§ **WRITTEN EXERCISE**
Quote the whole listing word for word. Do not include the pictures.

** Start of LISTING **

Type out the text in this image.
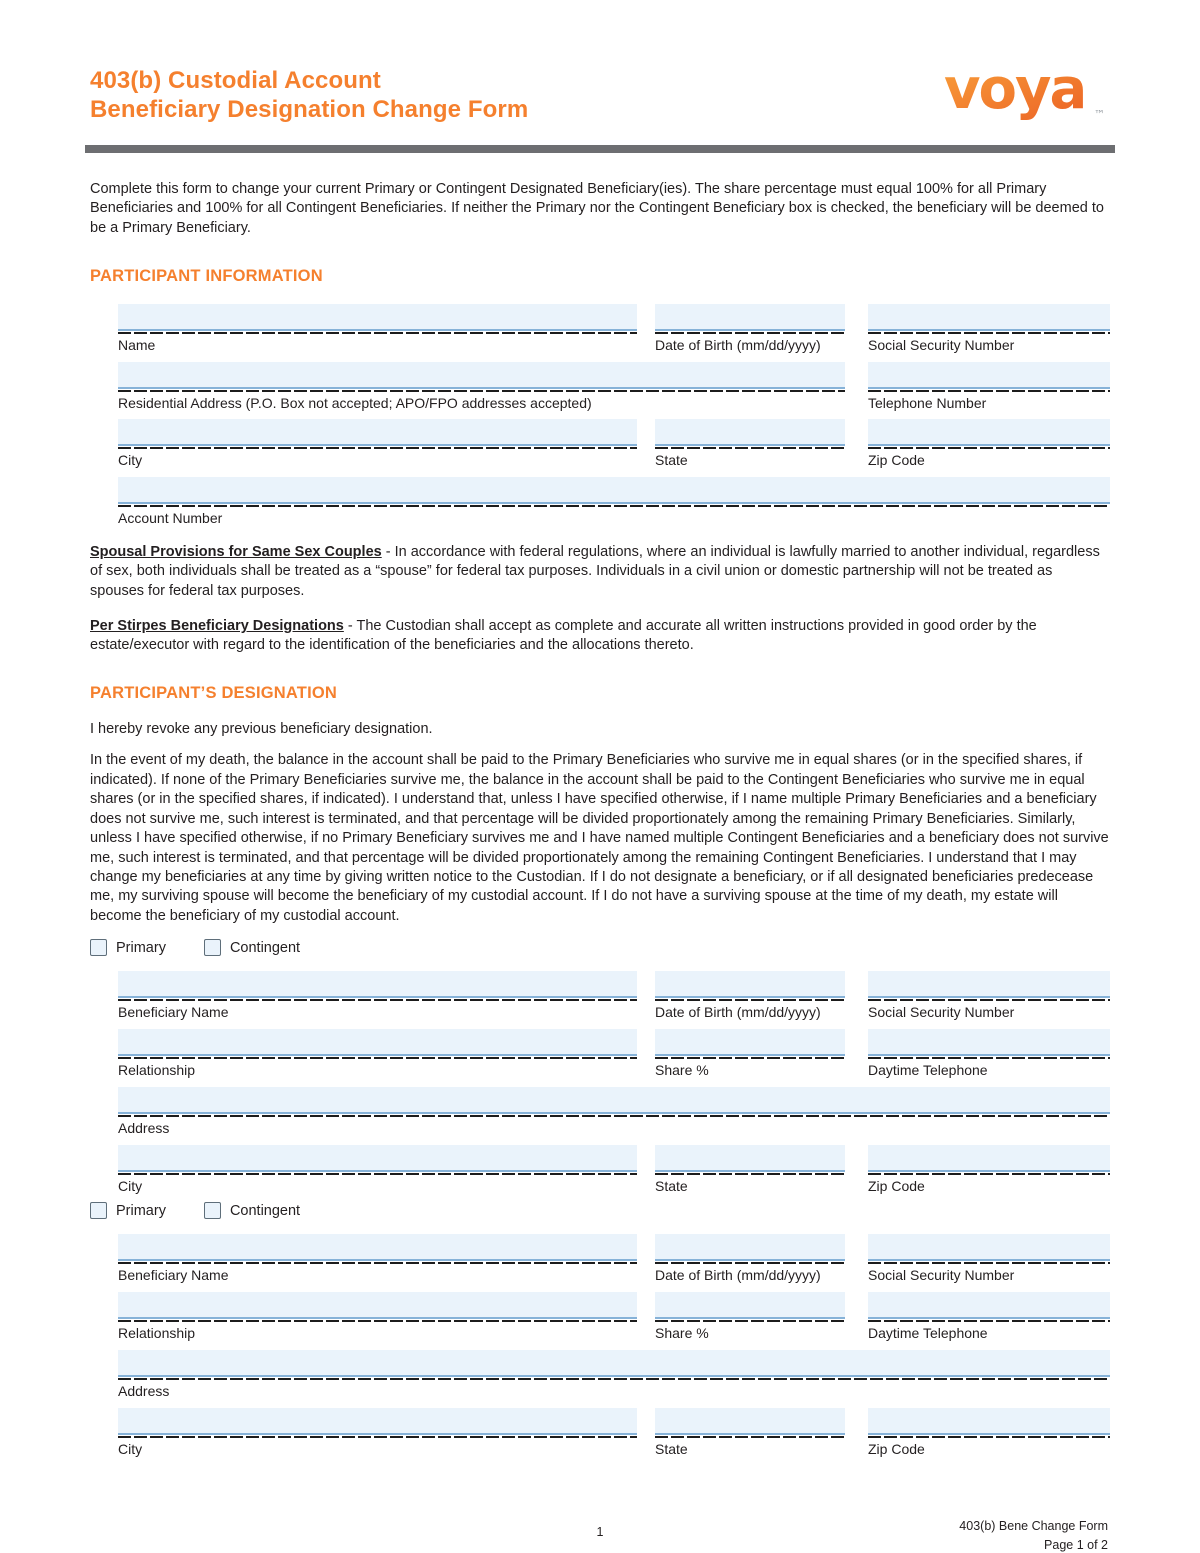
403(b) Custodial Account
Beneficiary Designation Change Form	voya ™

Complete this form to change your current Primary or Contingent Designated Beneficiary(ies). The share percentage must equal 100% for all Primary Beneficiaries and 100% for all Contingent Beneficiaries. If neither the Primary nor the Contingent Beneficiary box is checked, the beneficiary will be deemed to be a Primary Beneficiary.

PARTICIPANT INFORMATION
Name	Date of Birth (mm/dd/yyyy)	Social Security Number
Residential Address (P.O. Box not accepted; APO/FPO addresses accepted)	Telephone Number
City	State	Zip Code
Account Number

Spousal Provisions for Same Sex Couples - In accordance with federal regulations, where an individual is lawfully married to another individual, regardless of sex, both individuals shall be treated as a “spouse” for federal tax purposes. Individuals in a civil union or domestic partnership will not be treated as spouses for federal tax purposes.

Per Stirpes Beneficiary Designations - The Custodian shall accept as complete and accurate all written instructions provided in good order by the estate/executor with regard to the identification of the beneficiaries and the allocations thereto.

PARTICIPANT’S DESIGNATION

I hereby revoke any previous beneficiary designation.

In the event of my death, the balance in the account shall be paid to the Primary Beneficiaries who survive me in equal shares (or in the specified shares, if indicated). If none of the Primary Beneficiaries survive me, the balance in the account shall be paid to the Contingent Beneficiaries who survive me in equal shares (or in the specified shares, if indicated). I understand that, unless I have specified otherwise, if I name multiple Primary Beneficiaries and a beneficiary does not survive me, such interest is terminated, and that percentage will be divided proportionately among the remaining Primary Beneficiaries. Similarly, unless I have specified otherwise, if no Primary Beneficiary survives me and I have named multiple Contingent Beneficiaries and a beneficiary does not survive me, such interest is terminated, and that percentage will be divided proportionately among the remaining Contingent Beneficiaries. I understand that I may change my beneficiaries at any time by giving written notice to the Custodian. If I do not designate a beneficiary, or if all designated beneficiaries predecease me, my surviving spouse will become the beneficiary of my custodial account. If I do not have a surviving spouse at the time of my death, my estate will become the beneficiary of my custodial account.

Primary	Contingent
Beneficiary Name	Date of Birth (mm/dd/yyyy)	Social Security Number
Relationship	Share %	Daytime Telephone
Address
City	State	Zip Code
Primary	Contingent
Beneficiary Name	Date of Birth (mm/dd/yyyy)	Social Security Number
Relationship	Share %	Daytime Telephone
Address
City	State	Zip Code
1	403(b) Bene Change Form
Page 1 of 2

** End of LISTING **

§ **TASK RESULT**
Type out the text in this image.
403(b) Custodial Account
Beneficiary Designation Change Form	voya ™

Complete this form to change your current Primary or Contingent Designated Beneficiary(ies). The share percentage must equal 100% for all Primary Beneficiaries and 100% for all Contingent Beneficiaries. If neither the Primary nor the Contingent Beneficiary box is checked, the beneficiary will be deemed to be a Primary Beneficiary.

PARTICIPANT INFORMATION
Name	Date of Birth (mm/dd/yyyy)	Social Security Number
Residential Address (P.O. Box not accepted; APO/FPO addresses accepted)	Telephone Number
City	State	Zip Code
Account Number

Spousal Provisions for Same Sex Couples - In accordance with federal regulations, where an individual is lawfully married to another individual, regardless of sex, both individuals shall be treated as a “spouse” for federal tax purposes. Individuals in a civil union or domestic partnership will not be treated as spouses for federal tax purposes.

Per Stirpes Beneficiary Designations - The Custodian shall accept as complete and accurate all written instructions provided in good order by the estate/executor with regard to the identification of the beneficiaries and the allocations thereto.

PARTICIPANT’S DESIGNATION

I hereby revoke any previous beneficiary designation.

In the event of my death, the balance in the account shall be paid to the Primary Beneficiaries who survive me in equal shares (or in the specified shares, if indicated). If none of the Primary Beneficiaries survive me, the balance in the account shall be paid to the Contingent Beneficiaries who survive me in equal shares (or in the specified shares, if indicated). I understand that, unless I have specified otherwise, if I name multiple Primary Beneficiaries and a beneficiary does not survive me, such interest is terminated, and that percentage will be divided proportionately among the remaining Primary Beneficiaries. Similarly, unless I have specified otherwise, if no Primary Beneficiary survives me and I have named multiple Contingent Beneficiaries and a beneficiary does not survive me, such interest is terminated, and that percentage will be divided proportionately among the remaining Contingent Beneficiaries. I understand that I may change my beneficiaries at any time by giving written notice to the Custodian. If I do not designate a beneficiary, or if all designated beneficiaries predecease me, my surviving spouse will become the beneficiary of my custodial account. If I do not have a surviving spouse at the time of my death, my estate will become the beneficiary of my custodial account.

Primary	Contingent
Beneficiary Name	Date of Birth (mm/dd/yyyy)	Social Security Number
Relationship	Share %	Daytime Telephone
Address
City	State	Zip Code
Primary	Contingent
Beneficiary Name	Date of Birth (mm/dd/yyyy)	Social Security Number
Relationship	Share %	Daytime Telephone
Address
City	State	Zip Code
1	403(b) Bene Change Form
Page 1 of 2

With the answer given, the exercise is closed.